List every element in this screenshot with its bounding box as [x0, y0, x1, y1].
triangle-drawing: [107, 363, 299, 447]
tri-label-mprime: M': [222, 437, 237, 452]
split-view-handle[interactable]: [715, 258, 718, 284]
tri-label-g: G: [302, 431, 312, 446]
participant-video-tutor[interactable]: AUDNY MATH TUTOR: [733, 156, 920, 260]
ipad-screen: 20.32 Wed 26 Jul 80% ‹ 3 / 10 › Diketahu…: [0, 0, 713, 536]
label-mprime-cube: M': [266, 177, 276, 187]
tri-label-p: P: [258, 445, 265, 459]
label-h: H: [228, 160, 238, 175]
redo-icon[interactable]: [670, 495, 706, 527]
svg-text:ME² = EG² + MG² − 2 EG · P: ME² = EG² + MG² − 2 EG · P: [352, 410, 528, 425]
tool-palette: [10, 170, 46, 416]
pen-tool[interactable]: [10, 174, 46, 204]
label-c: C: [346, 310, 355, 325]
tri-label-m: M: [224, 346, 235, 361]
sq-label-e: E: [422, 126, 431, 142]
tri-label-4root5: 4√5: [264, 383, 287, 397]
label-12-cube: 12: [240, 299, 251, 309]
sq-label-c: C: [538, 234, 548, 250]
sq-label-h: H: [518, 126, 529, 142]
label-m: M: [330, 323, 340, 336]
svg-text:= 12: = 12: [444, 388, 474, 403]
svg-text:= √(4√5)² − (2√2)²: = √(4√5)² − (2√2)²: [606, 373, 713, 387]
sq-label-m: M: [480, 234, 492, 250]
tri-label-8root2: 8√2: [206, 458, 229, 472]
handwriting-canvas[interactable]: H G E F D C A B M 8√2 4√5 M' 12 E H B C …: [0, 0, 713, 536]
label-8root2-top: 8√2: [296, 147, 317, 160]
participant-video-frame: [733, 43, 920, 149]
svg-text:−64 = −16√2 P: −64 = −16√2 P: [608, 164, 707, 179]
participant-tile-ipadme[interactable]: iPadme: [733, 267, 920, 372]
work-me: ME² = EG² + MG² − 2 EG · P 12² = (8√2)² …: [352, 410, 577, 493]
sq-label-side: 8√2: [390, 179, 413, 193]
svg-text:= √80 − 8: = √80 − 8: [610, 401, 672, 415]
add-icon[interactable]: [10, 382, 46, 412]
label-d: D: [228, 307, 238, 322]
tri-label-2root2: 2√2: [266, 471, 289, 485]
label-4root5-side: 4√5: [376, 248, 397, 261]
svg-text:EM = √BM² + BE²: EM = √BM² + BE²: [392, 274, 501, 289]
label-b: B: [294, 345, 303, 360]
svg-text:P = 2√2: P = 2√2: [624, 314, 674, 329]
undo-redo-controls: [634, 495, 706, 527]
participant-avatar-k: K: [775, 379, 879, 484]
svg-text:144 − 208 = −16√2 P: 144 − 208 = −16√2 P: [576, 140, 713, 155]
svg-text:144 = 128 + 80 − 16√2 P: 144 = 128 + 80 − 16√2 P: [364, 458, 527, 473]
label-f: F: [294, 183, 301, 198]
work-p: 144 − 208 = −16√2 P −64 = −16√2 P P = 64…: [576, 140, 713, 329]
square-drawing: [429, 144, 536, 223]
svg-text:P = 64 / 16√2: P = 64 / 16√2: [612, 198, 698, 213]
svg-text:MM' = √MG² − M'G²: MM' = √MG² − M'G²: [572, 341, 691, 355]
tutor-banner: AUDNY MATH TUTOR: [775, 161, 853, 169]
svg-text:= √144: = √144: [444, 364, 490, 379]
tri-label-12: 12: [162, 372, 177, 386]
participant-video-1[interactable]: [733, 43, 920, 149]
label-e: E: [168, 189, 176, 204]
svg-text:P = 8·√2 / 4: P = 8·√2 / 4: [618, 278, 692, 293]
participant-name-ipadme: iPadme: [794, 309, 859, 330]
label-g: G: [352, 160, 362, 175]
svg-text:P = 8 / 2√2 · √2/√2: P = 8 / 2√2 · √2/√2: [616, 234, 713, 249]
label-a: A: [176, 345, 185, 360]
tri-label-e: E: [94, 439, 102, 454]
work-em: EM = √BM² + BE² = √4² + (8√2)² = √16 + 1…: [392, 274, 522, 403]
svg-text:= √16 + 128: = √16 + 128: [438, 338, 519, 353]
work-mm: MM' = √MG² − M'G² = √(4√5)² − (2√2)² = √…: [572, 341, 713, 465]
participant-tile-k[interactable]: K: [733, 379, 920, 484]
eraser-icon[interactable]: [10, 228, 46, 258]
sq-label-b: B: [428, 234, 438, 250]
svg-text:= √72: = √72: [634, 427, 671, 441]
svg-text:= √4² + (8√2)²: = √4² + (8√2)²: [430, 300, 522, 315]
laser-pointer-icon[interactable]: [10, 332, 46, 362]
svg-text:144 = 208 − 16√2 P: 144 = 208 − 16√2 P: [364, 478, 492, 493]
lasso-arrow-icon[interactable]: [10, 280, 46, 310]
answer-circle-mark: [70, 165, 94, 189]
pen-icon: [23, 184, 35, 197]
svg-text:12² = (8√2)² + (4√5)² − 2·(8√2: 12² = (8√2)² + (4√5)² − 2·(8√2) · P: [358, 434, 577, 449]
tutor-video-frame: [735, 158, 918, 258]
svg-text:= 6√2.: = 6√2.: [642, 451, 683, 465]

» **INSTRUCTIONS FOR THE TASK**
Swap "tool-palette" for "toolbar" in the stretch of the listing above from its start through the line containing "pen-tool[interactable]: [10, 174, 46, 204]", and give only those lines again with everything else unchanged.

» **TASK SOLUTION**
List every element in this screenshot with its bounding box as [x0, y0, x1, y1].
triangle-drawing: [107, 363, 299, 447]
tri-label-mprime: M': [222, 437, 237, 452]
split-view-handle[interactable]: [715, 258, 718, 284]
tri-label-g: G: [302, 431, 312, 446]
participant-video-tutor[interactable]: AUDNY MATH TUTOR: [733, 156, 920, 260]
ipad-screen: 20.32 Wed 26 Jul 80% ‹ 3 / 10 › Diketahu…: [0, 0, 713, 536]
label-mprime-cube: M': [266, 177, 276, 187]
tri-label-p: P: [258, 445, 265, 459]
label-h: H: [228, 160, 238, 175]
redo-icon[interactable]: [670, 495, 706, 527]
svg-text:ME² = EG² + MG² − 2 EG · P: ME² = EG² + MG² − 2 EG · P: [352, 410, 528, 425]
toolbar: [10, 170, 46, 416]
pen-tool[interactable]: [10, 174, 46, 204]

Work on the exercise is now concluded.